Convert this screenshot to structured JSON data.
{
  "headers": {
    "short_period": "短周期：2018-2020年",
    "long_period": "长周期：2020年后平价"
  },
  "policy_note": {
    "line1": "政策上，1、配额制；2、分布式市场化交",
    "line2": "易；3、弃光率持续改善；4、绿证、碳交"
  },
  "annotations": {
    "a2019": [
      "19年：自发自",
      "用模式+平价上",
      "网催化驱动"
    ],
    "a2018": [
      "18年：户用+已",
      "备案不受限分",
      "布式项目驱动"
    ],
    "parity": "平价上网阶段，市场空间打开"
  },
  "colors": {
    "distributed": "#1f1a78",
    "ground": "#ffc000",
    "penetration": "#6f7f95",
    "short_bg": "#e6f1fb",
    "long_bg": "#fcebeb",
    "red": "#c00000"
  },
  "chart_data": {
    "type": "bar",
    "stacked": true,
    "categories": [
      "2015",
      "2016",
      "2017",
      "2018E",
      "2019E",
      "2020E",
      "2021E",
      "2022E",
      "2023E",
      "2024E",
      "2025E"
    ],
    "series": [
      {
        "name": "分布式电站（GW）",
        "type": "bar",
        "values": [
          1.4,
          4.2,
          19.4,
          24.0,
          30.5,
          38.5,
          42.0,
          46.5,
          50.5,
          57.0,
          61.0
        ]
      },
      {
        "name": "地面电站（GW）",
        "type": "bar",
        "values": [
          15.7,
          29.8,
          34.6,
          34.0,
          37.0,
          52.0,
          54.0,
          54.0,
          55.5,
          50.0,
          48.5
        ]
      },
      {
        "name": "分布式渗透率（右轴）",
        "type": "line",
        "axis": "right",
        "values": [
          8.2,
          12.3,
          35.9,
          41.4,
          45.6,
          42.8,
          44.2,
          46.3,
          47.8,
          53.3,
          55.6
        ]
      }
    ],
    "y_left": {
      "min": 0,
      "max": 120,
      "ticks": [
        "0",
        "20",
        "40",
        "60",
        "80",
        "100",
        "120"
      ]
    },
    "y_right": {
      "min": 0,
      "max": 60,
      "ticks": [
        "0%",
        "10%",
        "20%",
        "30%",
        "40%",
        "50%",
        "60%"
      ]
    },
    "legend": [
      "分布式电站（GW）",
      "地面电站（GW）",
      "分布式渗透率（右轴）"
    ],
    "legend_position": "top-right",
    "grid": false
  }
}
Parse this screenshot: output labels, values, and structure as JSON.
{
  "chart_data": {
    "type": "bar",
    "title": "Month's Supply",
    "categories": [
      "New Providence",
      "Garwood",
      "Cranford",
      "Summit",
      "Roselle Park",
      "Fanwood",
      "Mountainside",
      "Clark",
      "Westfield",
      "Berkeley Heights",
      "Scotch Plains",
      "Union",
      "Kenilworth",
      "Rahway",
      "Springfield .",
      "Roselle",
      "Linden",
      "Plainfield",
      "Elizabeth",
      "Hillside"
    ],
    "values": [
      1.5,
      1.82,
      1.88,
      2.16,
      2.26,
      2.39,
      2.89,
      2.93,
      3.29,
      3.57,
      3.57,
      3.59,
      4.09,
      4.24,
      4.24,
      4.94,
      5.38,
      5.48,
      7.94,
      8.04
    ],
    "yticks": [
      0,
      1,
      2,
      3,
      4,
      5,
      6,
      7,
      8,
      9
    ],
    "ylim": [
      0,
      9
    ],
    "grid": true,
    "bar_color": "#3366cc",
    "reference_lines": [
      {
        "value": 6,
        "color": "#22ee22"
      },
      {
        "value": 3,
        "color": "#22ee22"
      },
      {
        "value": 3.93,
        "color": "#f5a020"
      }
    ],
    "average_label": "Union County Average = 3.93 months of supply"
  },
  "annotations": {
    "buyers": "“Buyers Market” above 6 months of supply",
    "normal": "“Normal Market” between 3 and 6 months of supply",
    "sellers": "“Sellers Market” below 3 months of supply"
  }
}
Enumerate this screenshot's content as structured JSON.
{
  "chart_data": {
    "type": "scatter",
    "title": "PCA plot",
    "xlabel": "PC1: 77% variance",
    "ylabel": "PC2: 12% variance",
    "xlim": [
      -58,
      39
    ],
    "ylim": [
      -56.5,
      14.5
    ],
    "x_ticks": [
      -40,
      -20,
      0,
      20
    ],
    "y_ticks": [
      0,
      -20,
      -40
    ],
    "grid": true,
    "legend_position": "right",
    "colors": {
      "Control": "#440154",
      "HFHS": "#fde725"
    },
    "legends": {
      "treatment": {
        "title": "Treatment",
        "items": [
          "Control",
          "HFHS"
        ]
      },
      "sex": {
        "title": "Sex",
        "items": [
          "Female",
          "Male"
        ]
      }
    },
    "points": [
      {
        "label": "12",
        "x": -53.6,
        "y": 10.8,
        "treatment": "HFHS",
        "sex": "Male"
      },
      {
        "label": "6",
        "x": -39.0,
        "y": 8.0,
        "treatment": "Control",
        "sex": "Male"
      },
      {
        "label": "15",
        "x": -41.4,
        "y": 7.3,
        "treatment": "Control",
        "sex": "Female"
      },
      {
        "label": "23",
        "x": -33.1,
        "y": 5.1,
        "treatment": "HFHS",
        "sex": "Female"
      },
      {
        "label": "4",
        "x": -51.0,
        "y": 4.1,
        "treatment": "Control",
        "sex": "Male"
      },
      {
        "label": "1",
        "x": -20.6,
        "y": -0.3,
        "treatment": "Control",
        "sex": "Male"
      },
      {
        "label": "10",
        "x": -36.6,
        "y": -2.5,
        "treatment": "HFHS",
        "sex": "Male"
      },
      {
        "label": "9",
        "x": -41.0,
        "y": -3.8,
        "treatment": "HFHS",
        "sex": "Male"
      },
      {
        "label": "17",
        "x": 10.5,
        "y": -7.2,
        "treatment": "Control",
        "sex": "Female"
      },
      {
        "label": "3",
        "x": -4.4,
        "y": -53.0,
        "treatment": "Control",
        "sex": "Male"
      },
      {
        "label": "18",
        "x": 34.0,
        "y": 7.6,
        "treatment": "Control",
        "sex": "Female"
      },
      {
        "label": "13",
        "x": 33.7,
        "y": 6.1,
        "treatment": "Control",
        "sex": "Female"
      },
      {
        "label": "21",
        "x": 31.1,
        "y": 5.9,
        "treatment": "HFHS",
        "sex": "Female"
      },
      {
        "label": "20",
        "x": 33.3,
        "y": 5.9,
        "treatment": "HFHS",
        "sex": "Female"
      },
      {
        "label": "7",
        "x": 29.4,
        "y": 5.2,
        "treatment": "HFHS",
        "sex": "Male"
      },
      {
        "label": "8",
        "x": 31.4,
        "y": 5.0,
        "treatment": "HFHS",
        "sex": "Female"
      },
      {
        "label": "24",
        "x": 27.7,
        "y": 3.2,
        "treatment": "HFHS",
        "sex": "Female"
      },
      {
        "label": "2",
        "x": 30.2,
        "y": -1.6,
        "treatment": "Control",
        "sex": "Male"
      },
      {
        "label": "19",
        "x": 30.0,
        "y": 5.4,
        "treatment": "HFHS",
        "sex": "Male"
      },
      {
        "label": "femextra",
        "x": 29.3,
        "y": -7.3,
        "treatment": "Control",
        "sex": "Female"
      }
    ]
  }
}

- Short problem
Quote the entire listing above exactly.

- Written solution
Convert this screenshot to structured JSON data.
{
  "headers": {
    "short_period": "短周期：2018-2020年",
    "long_period": "长周期：2020年后平价"
  },
  "policy_note": {
    "line1": "政策上，1、配额制；2、分布式市场化交",
    "line2": "易；3、弃光率持续改善；4、绿证、碳交"
  },
  "annotations": {
    "a2019": [
      "19年：自发自",
      "用模式+平价上",
      "网催化驱动"
    ],
    "a2018": [
      "18年：户用+已",
      "备案不受限分",
      "布式项目驱动"
    ],
    "parity": "平价上网阶段，市场空间打开"
  },
  "colors": {
    "distributed": "#1f1a78",
    "ground": "#ffc000",
    "penetration": "#6f7f95",
    "short_bg": "#e6f1fb",
    "long_bg": "#fcebeb",
    "red": "#c00000"
  },
  "chart_data": {
    "type": "bar",
    "stacked": true,
    "categories": [
      "2015",
      "2016",
      "2017",
      "2018E",
      "2019E",
      "2020E",
      "2021E",
      "2022E",
      "2023E",
      "2024E",
      "2025E"
    ],
    "series": [
      {
        "name": "分布式电站（GW）",
        "type": "bar",
        "values": [
          1.4,
          4.2,
          19.4,
          24.0,
          30.5,
          38.5,
          42.0,
          46.5,
          50.5,
          57.0,
          61.0
        ]
      },
      {
        "name": "地面电站（GW）",
        "type": "bar",
        "values": [
          15.7,
          29.8,
          34.6,
          34.0,
          37.0,
          52.0,
          54.0,
          54.0,
          55.5,
          50.0,
          48.5
        ]
      },
      {
        "name": "分布式渗透率（右轴）",
        "type": "line",
        "axis": "right",
        "values": [
          8.2,
          12.3,
          35.9,
          41.4,
          45.6,
          42.8,
          44.2,
          46.3,
          47.8,
          53.3,
          55.6
        ]
      }
    ],
    "y_left": {
      "min": 0,
      "max": 120,
      "ticks": [
        "0",
        "20",
        "40",
        "60",
        "80",
        "100",
        "120"
      ]
    },
    "y_right": {
      "min": 0,
      "max": 60,
      "ticks": [
        "0%",
        "10%",
        "20%",
        "30%",
        "40%",
        "50%",
        "60%"
      ]
    },
    "legend": [
      "分布式电站（GW）",
      "地面电站（GW）",
      "分布式渗透率（右轴）"
    ],
    "legend_position": "top-right",
    "grid": false
  }
}
Parse this screenshot: output labels, values, and structure as JSON.
{
  "chart_data": {
    "type": "bar",
    "title": "Month's Supply",
    "categories": [
      "New Providence",
      "Garwood",
      "Cranford",
      "Summit",
      "Roselle Park",
      "Fanwood",
      "Mountainside",
      "Clark",
      "Westfield",
      "Berkeley Heights",
      "Scotch Plains",
      "Union",
      "Kenilworth",
      "Rahway",
      "Springfield .",
      "Roselle",
      "Linden",
      "Plainfield",
      "Elizabeth",
      "Hillside"
    ],
    "values": [
      1.5,
      1.82,
      1.88,
      2.16,
      2.26,
      2.39,
      2.89,
      2.93,
      3.29,
      3.57,
      3.57,
      3.59,
      4.09,
      4.24,
      4.24,
      4.94,
      5.38,
      5.48,
      7.94,
      8.04
    ],
    "yticks": [
      0,
      1,
      2,
      3,
      4,
      5,
      6,
      7,
      8,
      9
    ],
    "ylim": [
      0,
      9
    ],
    "grid": true,
    "bar_color": "#3366cc",
    "reference_lines": [
      {
        "value": 6,
        "color": "#22ee22"
      },
      {
        "value": 3,
        "color": "#22ee22"
      },
      {
        "value": 3.93,
        "color": "#f5a020"
      }
    ],
    "average_label": "Union County Average = 3.93 months of supply"
  },
  "annotations": {
    "buyers": "“Buyers Market” above 6 months of supply",
    "normal": "“Normal Market” between 3 and 6 months of supply",
    "sellers": "“Sellers Market” below 3 months of supply"
  }
}
Enumerate this screenshot's content as structured JSON.
{
  "chart_data": {
    "type": "scatter",
    "title": "PCA plot",
    "xlabel": "PC1: 77% variance",
    "ylabel": "PC2: 12% variance",
    "xlim": [
      -58,
      39
    ],
    "ylim": [
      -56.5,
      14.5
    ],
    "x_ticks": [
      -40,
      -20,
      0,
      20
    ],
    "y_ticks": [
      0,
      -20,
      -40
    ],
    "grid": true,
    "legend_position": "right",
    "colors": {
      "Control": "#440154",
      "HFHS": "#fde725"
    },
    "legends": {
      "treatment": {
        "title": "Treatment",
        "items": [
          "Control",
          "HFHS"
        ]
      },
      "sex": {
        "title": "Sex",
        "items": [
          "Female",
          "Male"
        ]
      }
    },
    "points": [
      {
        "label": "12",
        "x": -53.6,
        "y": 10.8,
        "treatment": "HFHS",
        "sex": "Male"
      },
      {
        "label": "6",
        "x": -39.0,
        "y": 8.0,
        "treatment": "Control",
        "sex": "Male"
      },
      {
        "label": "15",
        "x": -41.4,
        "y": 7.3,
        "treatment": "Control",
        "sex": "Female"
      },
      {
        "label": "23",
        "x": -33.1,
        "y": 5.1,
        "treatment": "HFHS",
        "sex": "Female"
      },
      {
        "label": "4",
        "x": -51.0,
        "y": 4.1,
        "treatment": "Control",
        "sex": "Male"
      },
      {
        "label": "1",
        "x": -20.6,
        "y": -0.3,
        "treatment": "Control",
        "sex": "Male"
      },
      {
        "label": "10",
        "x": -36.6,
        "y": -2.5,
        "treatment": "HFHS",
        "sex": "Male"
      },
      {
        "label": "9",
        "x": -41.0,
        "y": -3.8,
        "treatment": "HFHS",
        "sex": "Male"
      },
      {
        "label": "17",
        "x": 10.5,
        "y": -7.2,
        "treatment": "Control",
        "sex": "Female"
      },
      {
        "label": "3",
        "x": -4.4,
        "y": -53.0,
        "treatment": "Control",
        "sex": "Male"
      },
      {
        "label": "18",
        "x": 34.0,
        "y": 7.6,
        "treatment": "Control",
        "sex": "Female"
      },
      {
        "label": "13",
        "x": 33.7,
        "y": 6.1,
        "treatment": "Control",
        "sex": "Female"
      },
      {
        "label": "21",
        "x": 31.1,
        "y": 5.9,
        "treatment": "HFHS",
        "sex": "Female"
      },
      {
        "label": "20",
        "x": 33.3,
        "y": 5.9,
        "treatment": "HFHS",
        "sex": "Female"
      },
      {
        "label": "7",
        "x": 29.4,
        "y": 5.2,
        "treatment": "HFHS",
        "sex": "Male"
      },
      {
        "label": "8",
        "x": 31.4,
        "y": 5.0,
        "treatment": "HFHS",
        "sex": "Female"
      },
      {
        "label": "24",
        "x": 27.7,
        "y": 3.2,
        "treatment": "HFHS",
        "sex": "Female"
      },
      {
        "label": "2",
        "x": 30.2,
        "y": -1.6,
        "treatment": "Control",
        "sex": "Male"
      },
      {
        "label": "19",
        "x": 30.0,
        "y": 5.4,
        "treatment": "HFHS",
        "sex": "Male"
      },
      {
        "label": "femextra",
        "x": 29.3,
        "y": -7.3,
        "treatment": "Control",
        "sex": "Female"
      }
    ]
  }
}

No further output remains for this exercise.